** Start **
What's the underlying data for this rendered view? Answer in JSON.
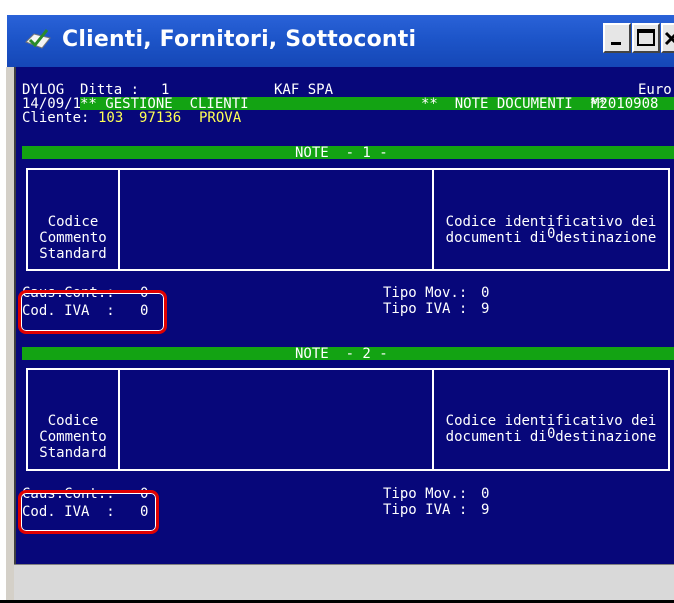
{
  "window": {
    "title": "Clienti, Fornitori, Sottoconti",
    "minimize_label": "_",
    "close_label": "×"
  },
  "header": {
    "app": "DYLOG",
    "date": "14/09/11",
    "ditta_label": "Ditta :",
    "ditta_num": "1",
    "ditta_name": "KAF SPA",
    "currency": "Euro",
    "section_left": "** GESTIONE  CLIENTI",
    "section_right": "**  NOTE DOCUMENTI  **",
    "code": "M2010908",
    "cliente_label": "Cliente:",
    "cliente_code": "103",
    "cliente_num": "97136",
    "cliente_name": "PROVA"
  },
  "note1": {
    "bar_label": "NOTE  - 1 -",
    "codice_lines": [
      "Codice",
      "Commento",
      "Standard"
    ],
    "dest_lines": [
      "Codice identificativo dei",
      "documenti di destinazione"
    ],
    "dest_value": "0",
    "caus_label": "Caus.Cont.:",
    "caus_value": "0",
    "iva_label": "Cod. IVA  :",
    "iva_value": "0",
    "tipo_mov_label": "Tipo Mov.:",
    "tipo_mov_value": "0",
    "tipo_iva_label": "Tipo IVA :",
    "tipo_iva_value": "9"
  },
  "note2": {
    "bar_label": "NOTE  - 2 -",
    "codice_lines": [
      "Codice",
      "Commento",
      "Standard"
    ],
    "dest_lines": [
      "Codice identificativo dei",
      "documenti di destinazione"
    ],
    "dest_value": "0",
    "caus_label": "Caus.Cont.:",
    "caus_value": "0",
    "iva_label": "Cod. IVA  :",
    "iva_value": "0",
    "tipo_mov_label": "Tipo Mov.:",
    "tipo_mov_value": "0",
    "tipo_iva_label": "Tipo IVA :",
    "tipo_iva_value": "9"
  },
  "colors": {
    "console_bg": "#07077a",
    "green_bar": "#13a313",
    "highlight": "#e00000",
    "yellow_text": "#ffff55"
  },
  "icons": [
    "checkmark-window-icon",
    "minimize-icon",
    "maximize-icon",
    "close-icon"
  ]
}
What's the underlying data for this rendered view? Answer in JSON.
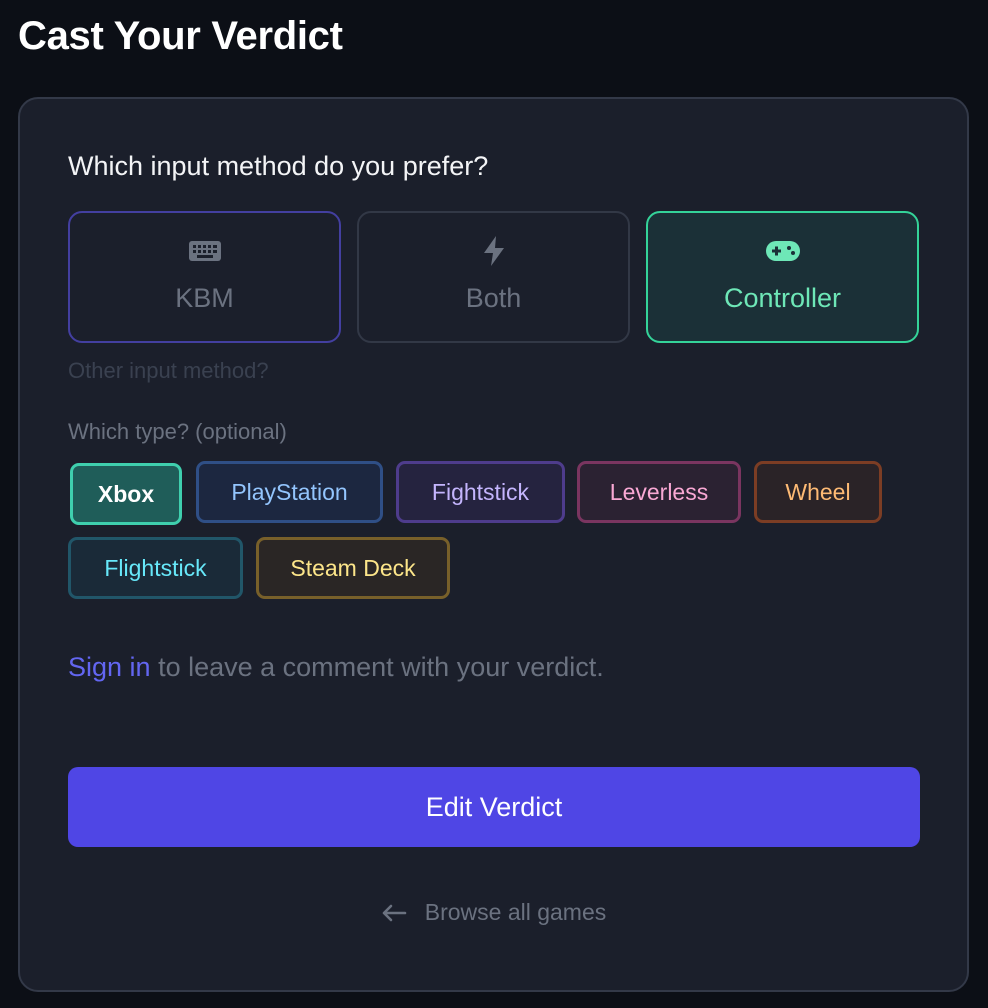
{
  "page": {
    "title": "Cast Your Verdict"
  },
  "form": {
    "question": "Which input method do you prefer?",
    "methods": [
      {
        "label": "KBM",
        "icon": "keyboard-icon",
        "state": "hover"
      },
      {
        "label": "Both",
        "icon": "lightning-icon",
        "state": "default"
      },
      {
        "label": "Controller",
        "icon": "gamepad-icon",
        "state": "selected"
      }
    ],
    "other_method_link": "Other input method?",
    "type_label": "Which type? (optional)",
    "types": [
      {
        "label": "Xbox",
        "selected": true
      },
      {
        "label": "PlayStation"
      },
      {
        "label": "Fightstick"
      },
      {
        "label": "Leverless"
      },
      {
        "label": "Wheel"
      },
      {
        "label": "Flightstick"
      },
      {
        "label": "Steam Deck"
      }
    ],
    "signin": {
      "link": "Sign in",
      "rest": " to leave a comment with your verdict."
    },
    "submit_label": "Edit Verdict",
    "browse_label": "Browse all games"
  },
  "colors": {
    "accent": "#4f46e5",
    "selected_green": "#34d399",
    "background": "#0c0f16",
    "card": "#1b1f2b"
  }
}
** End **
SHORT TASK: Output the data exactly. Pictures don't belong in the result.

TASK RESULT:
What's the underlying data for this rendered view? Answer in JSON.
{
  "window": {
    "title": "Clienti, Fornitori, Sottoconti",
    "minimize_label": "_",
    "close_label": "×"
  },
  "header": {
    "app": "DYLOG",
    "date": "14/09/11",
    "ditta_label": "Ditta :",
    "ditta_num": "1",
    "ditta_name": "KAF SPA",
    "currency": "Euro",
    "section_left": "** GESTIONE  CLIENTI",
    "section_right": "**  NOTE DOCUMENTI  **",
    "code": "M2010908",
    "cliente_label": "Cliente:",
    "cliente_code": "103",
    "cliente_num": "97136",
    "cliente_name": "PROVA"
  },
  "note1": {
    "bar_label": "NOTE  - 1 -",
    "codice_lines": [
      "Codice",
      "Commento",
      "Standard"
    ],
    "dest_lines": [
      "Codice identificativo dei",
      "documenti di destinazione"
    ],
    "dest_value": "0",
    "caus_label": "Caus.Cont.:",
    "caus_value": "0",
    "iva_label": "Cod. IVA  :",
    "iva_value": "0",
    "tipo_mov_label": "Tipo Mov.:",
    "tipo_mov_value": "0",
    "tipo_iva_label": "Tipo IVA :",
    "tipo_iva_value": "9"
  },
  "note2": {
    "bar_label": "NOTE  - 2 -",
    "codice_lines": [
      "Codice",
      "Commento",
      "Standard"
    ],
    "dest_lines": [
      "Codice identificativo dei",
      "documenti di destinazione"
    ],
    "dest_value": "0",
    "caus_label": "Caus.Cont.:",
    "caus_value": "0",
    "iva_label": "Cod. IVA  :",
    "iva_value": "0",
    "tipo_mov_label": "Tipo Mov.:",
    "tipo_mov_value": "0",
    "tipo_iva_label": "Tipo IVA :",
    "tipo_iva_value": "9"
  },
  "colors": {
    "console_bg": "#07077a",
    "green_bar": "#13a313",
    "highlight": "#e00000",
    "yellow_text": "#ffff55"
  },
  "icons": [
    "checkmark-window-icon",
    "minimize-icon",
    "maximize-icon",
    "close-icon"
  ]
}
What's the underlying data for this rendered view? Answer in JSON.
{
  "page": {
    "title": "Cast Your Verdict"
  },
  "form": {
    "question": "Which input method do you prefer?",
    "methods": [
      {
        "label": "KBM",
        "icon": "keyboard-icon",
        "state": "hover"
      },
      {
        "label": "Both",
        "icon": "lightning-icon",
        "state": "default"
      },
      {
        "label": "Controller",
        "icon": "gamepad-icon",
        "state": "selected"
      }
    ],
    "other_method_link": "Other input method?",
    "type_label": "Which type? (optional)",
    "types": [
      {
        "label": "Xbox",
        "selected": true
      },
      {
        "label": "PlayStation"
      },
      {
        "label": "Fightstick"
      },
      {
        "label": "Leverless"
      },
      {
        "label": "Wheel"
      },
      {
        "label": "Flightstick"
      },
      {
        "label": "Steam Deck"
      }
    ],
    "signin": {
      "link": "Sign in",
      "rest": " to leave a comment with your verdict."
    },
    "submit_label": "Edit Verdict",
    "browse_label": "Browse all games"
  },
  "colors": {
    "accent": "#4f46e5",
    "selected_green": "#34d399",
    "background": "#0c0f16",
    "card": "#1b1f2b"
  }
}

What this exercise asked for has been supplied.